=== Given information ===

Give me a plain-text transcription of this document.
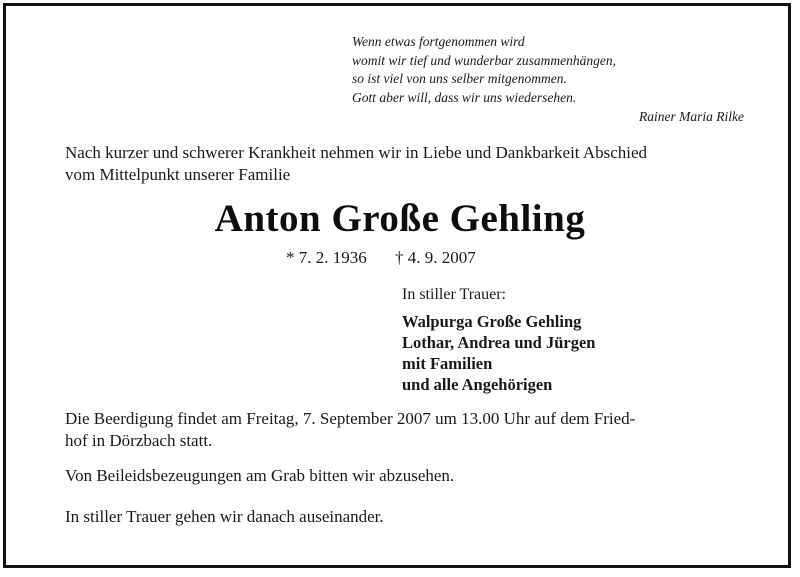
Wenn etwas fortgenommen wird
womit wir tief und wunderbar zusammenhängen,
so ist viel von uns selber mitgenommen.
Gott aber will, dass wir uns wiedersehen.
Rainer Maria Rilke
Nach kurzer und schwerer Krankheit nehmen wir in Liebe und Dankbarkeit Abschied
vom Mittelpunkt unserer Familie
Anton Große Gehling
* 7. 2. 1936 † 4. 9. 2007
In stiller Trauer:
Walpurga Große Gehling
Lothar, Andrea und Jürgen
mit Familien
und alle Angehörigen
Die Beerdigung findet am Freitag, 7. September 2007 um 13.00 Uhr auf dem Fried-
hof in Dörzbach statt.
Von Beileidsbezeugungen am Grab bitten wir abzusehen.
In stiller Trauer gehen wir danach auseinander.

===

Problem to solve ▸ An answer is complete only when it holds every line above containing the string "stiller".

Response box ▸
In stiller Trauer:
In stiller Trauer gehen wir danach auseinander.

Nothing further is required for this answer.